:: SHORT PROBLEM ::
Images are not part of the copy; transcribe all the data exactly.

-- BEGIN EXCERPTED DATA --

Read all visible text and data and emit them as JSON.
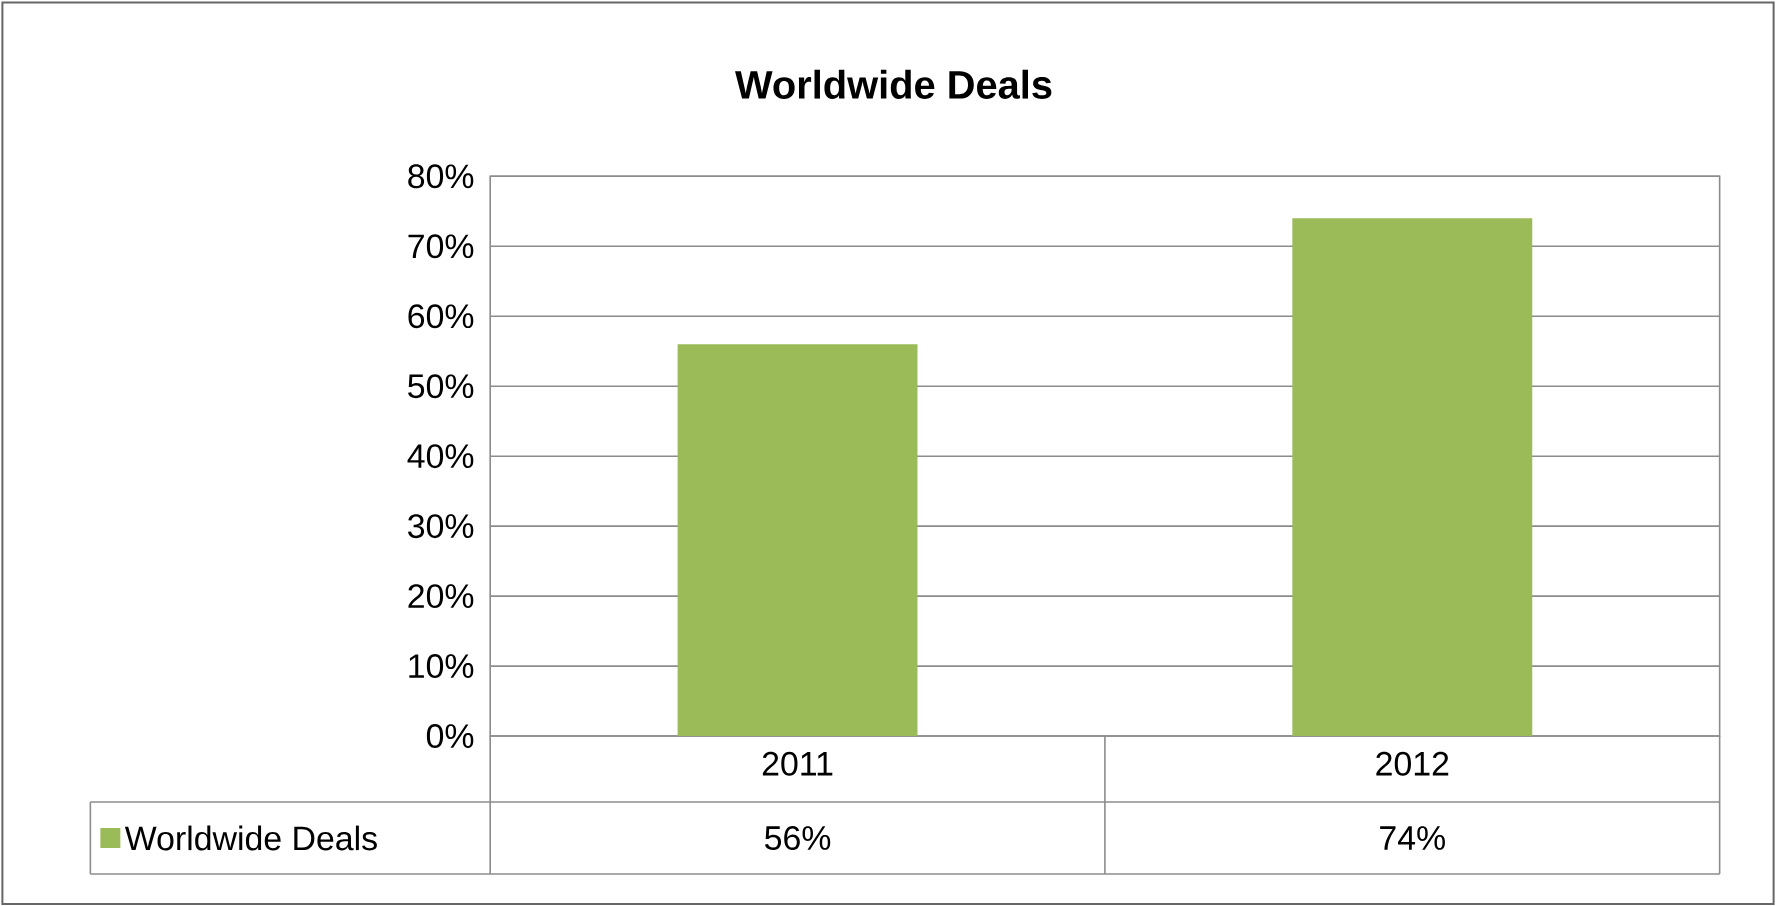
{
  "chart_data": {
    "type": "bar",
    "title": "Worldwide Deals",
    "categories": [
      "2011",
      "2012"
    ],
    "series": [
      {
        "name": "Worldwide Deals",
        "color": "#9bbb59",
        "values": [
          56,
          74
        ],
        "value_labels": [
          "56%",
          "74%"
        ]
      }
    ],
    "ylim": [
      0,
      80
    ],
    "yticks": [
      {
        "value": 0,
        "label": "0%"
      },
      {
        "value": 10,
        "label": "10%"
      },
      {
        "value": 20,
        "label": "20%"
      },
      {
        "value": 30,
        "label": "30%"
      },
      {
        "value": 40,
        "label": "40%"
      },
      {
        "value": 50,
        "label": "50%"
      },
      {
        "value": 60,
        "label": "60%"
      },
      {
        "value": 70,
        "label": "70%"
      },
      {
        "value": 80,
        "label": "80%"
      }
    ],
    "grid": "y",
    "legend": "bottom left"
  }
}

-- END EXCERPTED DATA --

:: COMPLETE ANSWER ::
Read all visible text and data and emit them as JSON.
{
  "chart_data": {
    "type": "bar",
    "title": "Worldwide Deals",
    "categories": [
      "2011",
      "2012"
    ],
    "series": [
      {
        "name": "Worldwide Deals",
        "color": "#9bbb59",
        "values": [
          56,
          74
        ],
        "value_labels": [
          "56%",
          "74%"
        ]
      }
    ],
    "ylim": [
      0,
      80
    ],
    "yticks": [
      {
        "value": 0,
        "label": "0%"
      },
      {
        "value": 10,
        "label": "10%"
      },
      {
        "value": 20,
        "label": "20%"
      },
      {
        "value": 30,
        "label": "30%"
      },
      {
        "value": 40,
        "label": "40%"
      },
      {
        "value": 50,
        "label": "50%"
      },
      {
        "value": 60,
        "label": "60%"
      },
      {
        "value": 70,
        "label": "70%"
      },
      {
        "value": 80,
        "label": "80%"
      }
    ],
    "grid": "y",
    "legend": "bottom left"
  }
}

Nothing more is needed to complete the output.